──────── The records

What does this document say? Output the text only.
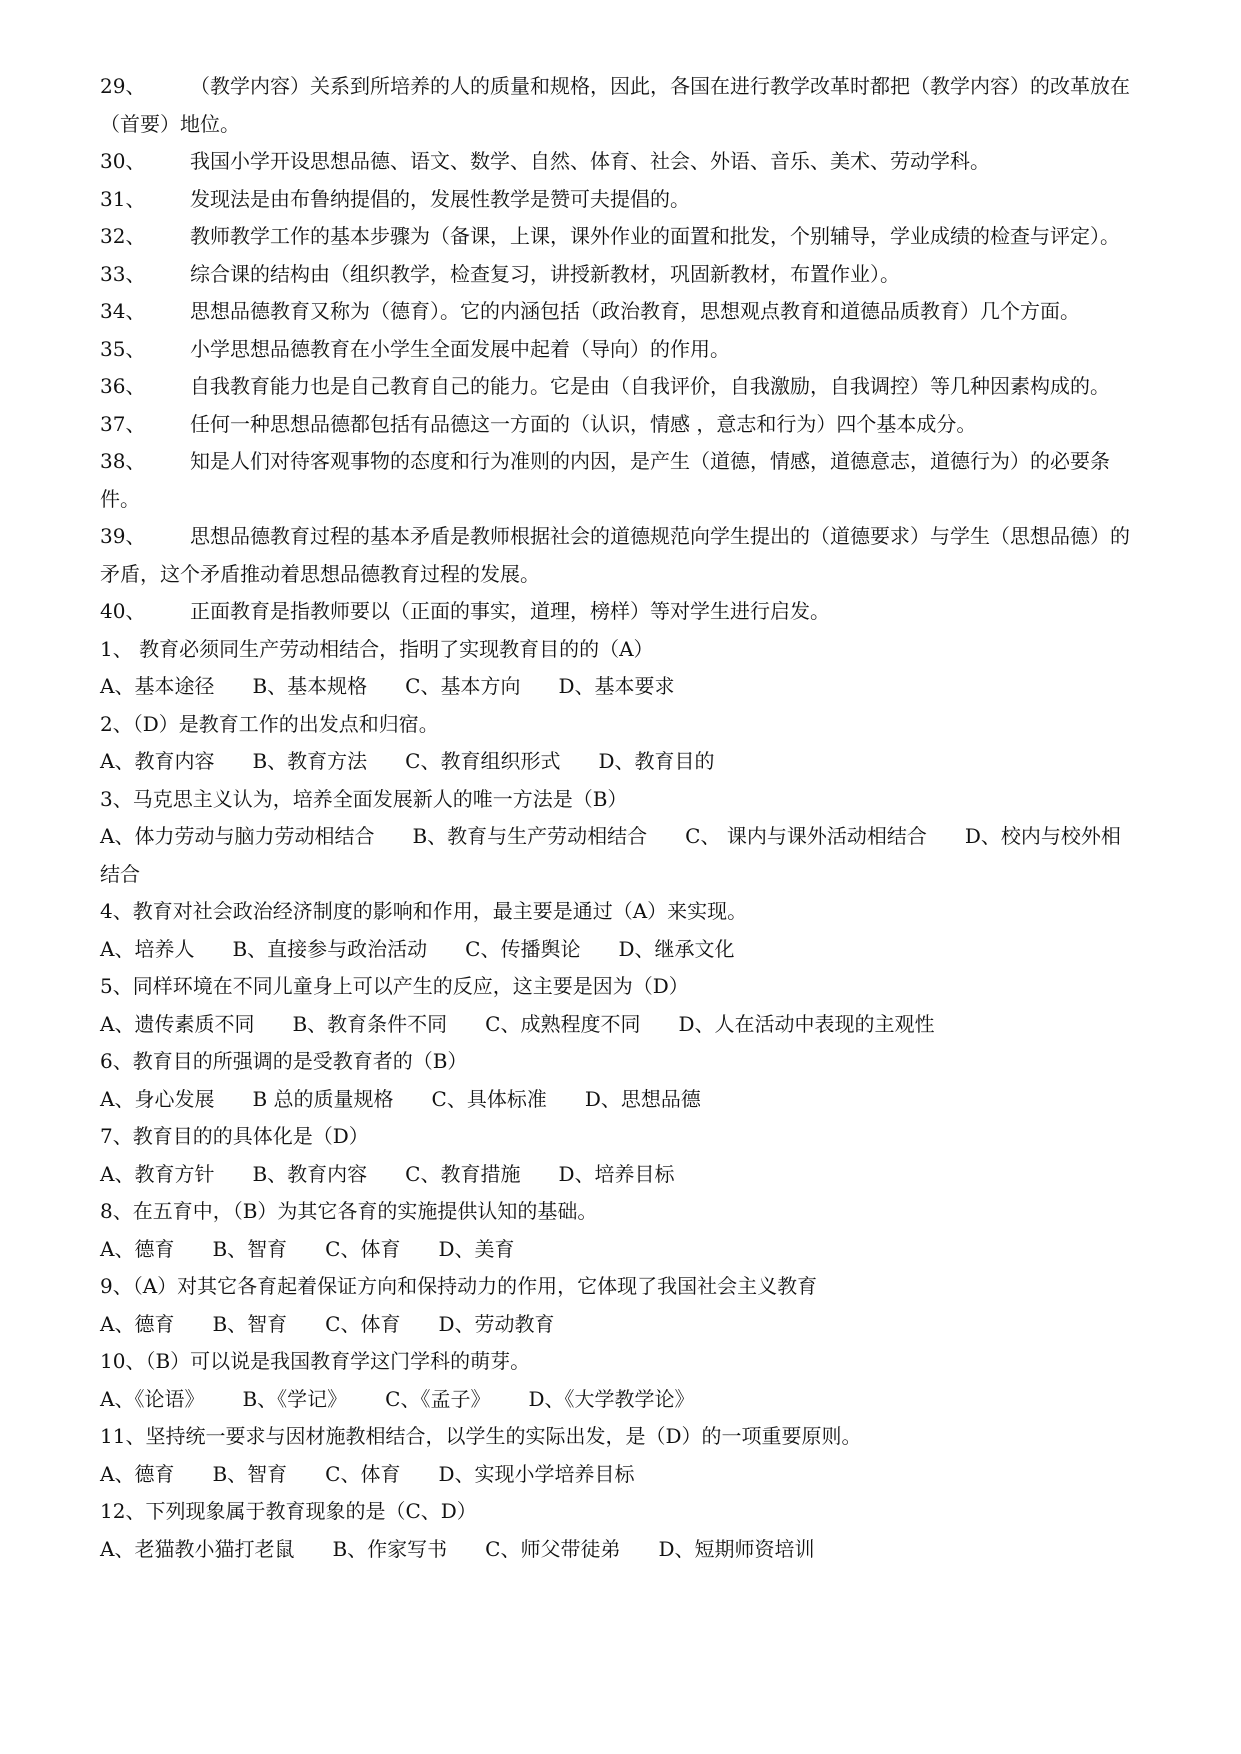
29、 （教学内容）关系到所培养的人的质量和规格，因此，各国在进行教学改革时都把（教学内容）的改革放在（首要）地位。
30、 我国小学开设思想品德、语文、数学、自然、体育、社会、外语、音乐、美术、劳动学科。
31、 发现法是由布鲁纳提倡的，发展性教学是赞可夫提倡的。
32、 教师教学工作的基本步骤为（备课，上课，课外作业的面置和批发，个别辅导，学业成绩的检查与评定）。
33、 综合课的结构由（组织教学，检查复习，讲授新教材，巩固新教材，布置作业）。
34、 思想品德教育又称为（德育）。它的内涵包括（政治教育，思想观点教育和道德品质教育）几个方面。
35、 小学思想品德教育在小学生全面发展中起着（导向）的作用。
36、 自我教育能力也是自己教育自己的能力。它是由（自我评价，自我激励，自我调控）等几种因素构成的。
37、 任何一种思想品德都包括有品德这一方面的（认识，情感 ，意志和行为）四个基本成分。
38、 知是人们对待客观事物的态度和行为准则的内因，是产生（道德，情感，道德意志，道德行为）的必要条件。
39、 思想品德教育过程的基本矛盾是教师根据社会的道德规范向学生提出的（道德要求）与学生（思想品德）的矛盾，这个矛盾推动着思想品德教育过程的发展。
40、 正面教育是指教师要以（正面的事实，道理，榜样）等对学生进行启发。
1、 教育必须同生产劳动相结合，指明了实现教育目的的（A）
A、基本途径 B、基本规格 C、基本方向 D、基本要求
2、（D）是教育工作的出发点和归宿。
A、教育内容 B、教育方法 C、教育组织形式 D、教育目的
3、马克思主义认为，培养全面发展新人的唯一方法是（B）
A、体力劳动与脑力劳动相结合 B、教育与生产劳动相结合 C、 课内与课外活动相结合 D、校内与校外相结合
4、教育对社会政治经济制度的影响和作用，最主要是通过（A）来实现。
A、培养人 B、直接参与政治活动 C、传播舆论 D、继承文化
5、同样环境在不同儿童身上可以产生的反应，这主要是因为（D）
A、遗传素质不同 B、教育条件不同 C、成熟程度不同 D、人在活动中表现的主观性
6、教育目的所强调的是受教育者的（B）
A、身心发展 B 总的质量规格 C、具体标准 D、思想品德
7、教育目的的具体化是（D）
A、教育方针 B、教育内容 C、教育措施 D、培养目标
8、在五育中，（B）为其它各育的实施提供认知的基础。
A、德育 B、智育 C、体育 D、美育
9、（A）对其它各育起着保证方向和保持动力的作用，它体现了我国社会主义教育
A、德育 B、智育 C、体育 D、劳动教育
10、（B）可以说是我国教育学这门学科的萌芽。
A、《论语》 B、《学记》 C、《孟子》 D、《大学教学论》
11、坚持统一要求与因材施教相结合，以学生的实际出发，是（D）的一项重要原则。
A、德育 B、智育 C、体育 D、实现小学培养目标
12、下列现象属于教育现象的是（C、D）
A、老猫教小猫打老鼠 B、作家写书 C、师父带徒弟 D、短期师资培训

────────────────

* What needs to be done: From the entries above, return each line with the word "教育内容" in it.

* Full output:
A、教育内容 B、教育方法 C、教育组织形式 D、教育目的
A、教育方针 B、教育内容 C、教育措施 D、培养目标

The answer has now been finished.